[Aim]: Check each line of the material. Copy those containing "same".

───

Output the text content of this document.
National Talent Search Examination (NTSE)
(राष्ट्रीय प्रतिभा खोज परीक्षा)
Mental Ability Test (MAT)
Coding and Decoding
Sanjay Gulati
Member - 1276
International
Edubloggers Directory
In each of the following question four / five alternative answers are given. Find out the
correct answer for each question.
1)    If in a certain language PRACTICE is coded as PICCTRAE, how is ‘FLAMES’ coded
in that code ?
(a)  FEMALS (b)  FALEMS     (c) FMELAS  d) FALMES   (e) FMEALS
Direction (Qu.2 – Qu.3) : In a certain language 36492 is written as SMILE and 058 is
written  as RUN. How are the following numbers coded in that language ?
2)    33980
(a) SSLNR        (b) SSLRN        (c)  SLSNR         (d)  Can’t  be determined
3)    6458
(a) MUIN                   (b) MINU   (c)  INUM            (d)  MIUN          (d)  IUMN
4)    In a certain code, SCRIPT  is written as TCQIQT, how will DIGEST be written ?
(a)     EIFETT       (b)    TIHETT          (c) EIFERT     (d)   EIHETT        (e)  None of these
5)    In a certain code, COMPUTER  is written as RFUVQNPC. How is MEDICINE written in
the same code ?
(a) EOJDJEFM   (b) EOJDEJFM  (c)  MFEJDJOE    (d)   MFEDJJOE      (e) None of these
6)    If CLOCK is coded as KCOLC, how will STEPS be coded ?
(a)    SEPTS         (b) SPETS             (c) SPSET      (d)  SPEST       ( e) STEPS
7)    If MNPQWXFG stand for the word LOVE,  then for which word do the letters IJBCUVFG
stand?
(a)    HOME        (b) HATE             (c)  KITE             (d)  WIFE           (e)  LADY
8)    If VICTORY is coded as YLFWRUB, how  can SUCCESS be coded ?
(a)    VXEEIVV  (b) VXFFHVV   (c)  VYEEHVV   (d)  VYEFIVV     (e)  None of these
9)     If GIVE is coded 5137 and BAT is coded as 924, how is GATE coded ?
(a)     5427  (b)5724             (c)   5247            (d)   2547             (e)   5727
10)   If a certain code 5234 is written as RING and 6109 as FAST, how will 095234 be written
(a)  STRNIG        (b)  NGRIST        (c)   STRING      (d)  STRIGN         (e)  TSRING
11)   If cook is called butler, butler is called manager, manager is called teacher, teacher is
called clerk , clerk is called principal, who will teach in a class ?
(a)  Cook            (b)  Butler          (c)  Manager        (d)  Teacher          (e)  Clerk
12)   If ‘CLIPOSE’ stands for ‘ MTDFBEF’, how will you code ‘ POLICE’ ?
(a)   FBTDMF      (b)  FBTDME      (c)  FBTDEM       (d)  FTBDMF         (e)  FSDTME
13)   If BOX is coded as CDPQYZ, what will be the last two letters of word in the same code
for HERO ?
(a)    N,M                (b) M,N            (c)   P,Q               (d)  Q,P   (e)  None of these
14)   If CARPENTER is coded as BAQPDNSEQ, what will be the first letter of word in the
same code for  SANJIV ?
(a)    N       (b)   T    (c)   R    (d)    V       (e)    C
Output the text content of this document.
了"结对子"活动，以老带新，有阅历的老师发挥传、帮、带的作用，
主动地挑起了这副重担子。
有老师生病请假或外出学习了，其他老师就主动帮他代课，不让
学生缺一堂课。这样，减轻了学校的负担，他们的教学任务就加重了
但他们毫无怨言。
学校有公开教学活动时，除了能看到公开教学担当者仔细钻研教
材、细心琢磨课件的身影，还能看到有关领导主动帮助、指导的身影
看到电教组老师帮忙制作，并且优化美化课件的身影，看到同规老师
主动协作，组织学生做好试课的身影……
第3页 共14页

───

[Result]:
the same code ?
13)   If BOX is coded as CDPQYZ, what will be the last two letters of word in the same code
same code for  SANJIV ?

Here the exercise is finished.